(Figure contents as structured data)

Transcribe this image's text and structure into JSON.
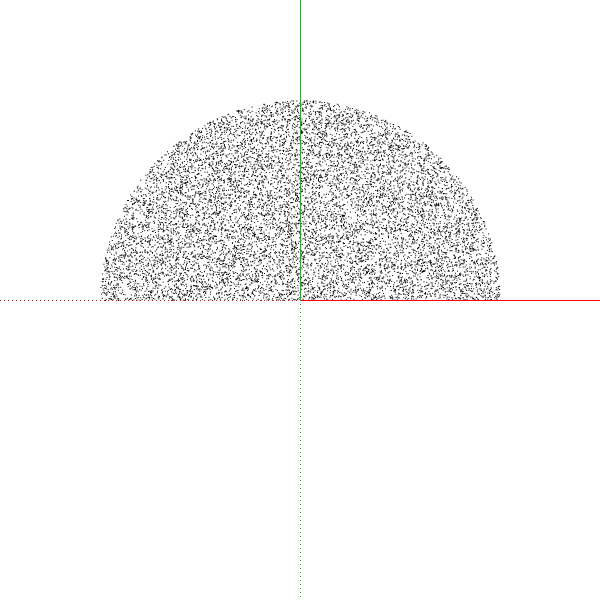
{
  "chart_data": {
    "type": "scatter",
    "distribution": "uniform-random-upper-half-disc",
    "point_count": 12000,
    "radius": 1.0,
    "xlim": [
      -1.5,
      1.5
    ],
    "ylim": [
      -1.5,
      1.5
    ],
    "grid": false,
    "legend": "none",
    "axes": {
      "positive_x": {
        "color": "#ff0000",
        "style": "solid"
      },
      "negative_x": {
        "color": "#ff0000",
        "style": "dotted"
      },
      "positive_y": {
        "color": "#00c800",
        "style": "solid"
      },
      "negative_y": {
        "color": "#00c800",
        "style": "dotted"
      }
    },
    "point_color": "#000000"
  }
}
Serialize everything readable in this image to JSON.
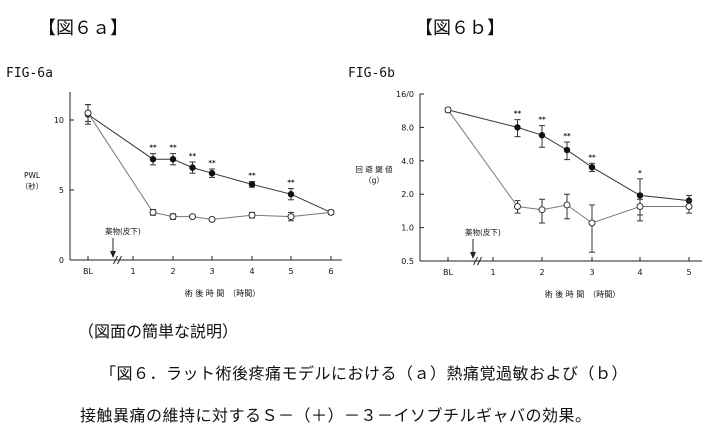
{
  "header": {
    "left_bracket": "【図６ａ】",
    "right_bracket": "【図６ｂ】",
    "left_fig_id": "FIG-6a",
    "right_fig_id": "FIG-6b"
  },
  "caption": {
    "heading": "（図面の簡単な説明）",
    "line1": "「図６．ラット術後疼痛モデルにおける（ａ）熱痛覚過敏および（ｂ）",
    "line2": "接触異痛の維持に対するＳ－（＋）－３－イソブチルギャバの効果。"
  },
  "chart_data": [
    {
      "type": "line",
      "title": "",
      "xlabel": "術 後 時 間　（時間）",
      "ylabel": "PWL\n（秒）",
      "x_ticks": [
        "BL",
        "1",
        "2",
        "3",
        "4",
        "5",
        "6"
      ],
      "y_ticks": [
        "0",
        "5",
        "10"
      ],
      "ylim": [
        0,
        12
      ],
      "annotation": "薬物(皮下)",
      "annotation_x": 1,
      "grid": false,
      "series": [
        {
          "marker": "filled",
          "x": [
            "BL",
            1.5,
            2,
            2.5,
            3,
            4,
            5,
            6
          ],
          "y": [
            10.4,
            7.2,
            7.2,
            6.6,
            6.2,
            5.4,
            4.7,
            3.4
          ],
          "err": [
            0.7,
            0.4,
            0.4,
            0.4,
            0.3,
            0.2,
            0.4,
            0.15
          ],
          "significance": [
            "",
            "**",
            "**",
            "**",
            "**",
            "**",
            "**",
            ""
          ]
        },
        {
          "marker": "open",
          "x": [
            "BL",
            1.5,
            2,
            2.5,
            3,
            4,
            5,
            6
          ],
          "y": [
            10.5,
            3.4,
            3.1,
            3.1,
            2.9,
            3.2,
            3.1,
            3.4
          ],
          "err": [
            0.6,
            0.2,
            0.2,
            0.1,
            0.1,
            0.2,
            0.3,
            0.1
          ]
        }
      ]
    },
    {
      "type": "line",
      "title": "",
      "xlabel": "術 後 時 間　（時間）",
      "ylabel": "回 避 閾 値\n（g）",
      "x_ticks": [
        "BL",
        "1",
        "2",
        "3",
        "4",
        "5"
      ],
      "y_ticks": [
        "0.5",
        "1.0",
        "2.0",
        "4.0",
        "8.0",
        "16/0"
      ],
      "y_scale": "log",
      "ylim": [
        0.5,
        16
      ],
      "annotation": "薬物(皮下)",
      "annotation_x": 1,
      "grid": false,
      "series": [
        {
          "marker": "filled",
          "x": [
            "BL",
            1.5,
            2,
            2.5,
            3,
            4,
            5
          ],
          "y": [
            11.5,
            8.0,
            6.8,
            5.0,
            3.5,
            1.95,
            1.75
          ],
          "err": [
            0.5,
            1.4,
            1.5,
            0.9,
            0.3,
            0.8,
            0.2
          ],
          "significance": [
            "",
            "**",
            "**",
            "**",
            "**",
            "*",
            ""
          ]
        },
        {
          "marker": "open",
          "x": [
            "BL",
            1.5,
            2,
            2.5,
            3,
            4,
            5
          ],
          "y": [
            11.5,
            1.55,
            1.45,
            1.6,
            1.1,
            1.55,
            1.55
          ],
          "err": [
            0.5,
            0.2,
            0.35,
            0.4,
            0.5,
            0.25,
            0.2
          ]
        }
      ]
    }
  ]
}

(EXERCISE AIM): Quote everything in the listing above exactly; pictures are the only thing to omit.

(EXERCISE ANSWER):
Transcribe this image's text and structure into JSON.
{
  "chart_data": {
    "type": "scatter",
    "distribution": "uniform-random-upper-half-disc",
    "point_count": 12000,
    "radius": 1.0,
    "xlim": [
      -1.5,
      1.5
    ],
    "ylim": [
      -1.5,
      1.5
    ],
    "grid": false,
    "legend": "none",
    "axes": {
      "positive_x": {
        "color": "#ff0000",
        "style": "solid"
      },
      "negative_x": {
        "color": "#ff0000",
        "style": "dotted"
      },
      "positive_y": {
        "color": "#00c800",
        "style": "solid"
      },
      "negative_y": {
        "color": "#00c800",
        "style": "dotted"
      }
    },
    "point_color": "#000000"
  }
}
Serialize everything readable in this image to JSON.
{
  "header": {
    "left_bracket": "【図６ａ】",
    "right_bracket": "【図６ｂ】",
    "left_fig_id": "FIG-6a",
    "right_fig_id": "FIG-6b"
  },
  "caption": {
    "heading": "（図面の簡単な説明）",
    "line1": "「図６．ラット術後疼痛モデルにおける（ａ）熱痛覚過敏および（ｂ）",
    "line2": "接触異痛の維持に対するＳ－（＋）－３－イソブチルギャバの効果。"
  },
  "chart_data": [
    {
      "type": "line",
      "title": "",
      "xlabel": "術 後 時 間　（時間）",
      "ylabel": "PWL\n（秒）",
      "x_ticks": [
        "BL",
        "1",
        "2",
        "3",
        "4",
        "5",
        "6"
      ],
      "y_ticks": [
        "0",
        "5",
        "10"
      ],
      "ylim": [
        0,
        12
      ],
      "annotation": "薬物(皮下)",
      "annotation_x": 1,
      "grid": false,
      "series": [
        {
          "marker": "filled",
          "x": [
            "BL",
            1.5,
            2,
            2.5,
            3,
            4,
            5,
            6
          ],
          "y": [
            10.4,
            7.2,
            7.2,
            6.6,
            6.2,
            5.4,
            4.7,
            3.4
          ],
          "err": [
            0.7,
            0.4,
            0.4,
            0.4,
            0.3,
            0.2,
            0.4,
            0.15
          ],
          "significance": [
            "",
            "**",
            "**",
            "**",
            "**",
            "**",
            "**",
            ""
          ]
        },
        {
          "marker": "open",
          "x": [
            "BL",
            1.5,
            2,
            2.5,
            3,
            4,
            5,
            6
          ],
          "y": [
            10.5,
            3.4,
            3.1,
            3.1,
            2.9,
            3.2,
            3.1,
            3.4
          ],
          "err": [
            0.6,
            0.2,
            0.2,
            0.1,
            0.1,
            0.2,
            0.3,
            0.1
          ]
        }
      ]
    },
    {
      "type": "line",
      "title": "",
      "xlabel": "術 後 時 間　（時間）",
      "ylabel": "回 避 閾 値\n（g）",
      "x_ticks": [
        "BL",
        "1",
        "2",
        "3",
        "4",
        "5"
      ],
      "y_ticks": [
        "0.5",
        "1.0",
        "2.0",
        "4.0",
        "8.0",
        "16/0"
      ],
      "y_scale": "log",
      "ylim": [
        0.5,
        16
      ],
      "annotation": "薬物(皮下)",
      "annotation_x": 1,
      "grid": false,
      "series": [
        {
          "marker": "filled",
          "x": [
            "BL",
            1.5,
            2,
            2.5,
            3,
            4,
            5
          ],
          "y": [
            11.5,
            8.0,
            6.8,
            5.0,
            3.5,
            1.95,
            1.75
          ],
          "err": [
            0.5,
            1.4,
            1.5,
            0.9,
            0.3,
            0.8,
            0.2
          ],
          "significance": [
            "",
            "**",
            "**",
            "**",
            "**",
            "*",
            ""
          ]
        },
        {
          "marker": "open",
          "x": [
            "BL",
            1.5,
            2,
            2.5,
            3,
            4,
            5
          ],
          "y": [
            11.5,
            1.55,
            1.45,
            1.6,
            1.1,
            1.55,
            1.55
          ],
          "err": [
            0.5,
            0.2,
            0.35,
            0.4,
            0.5,
            0.25,
            0.2
          ]
        }
      ]
    }
  ]
}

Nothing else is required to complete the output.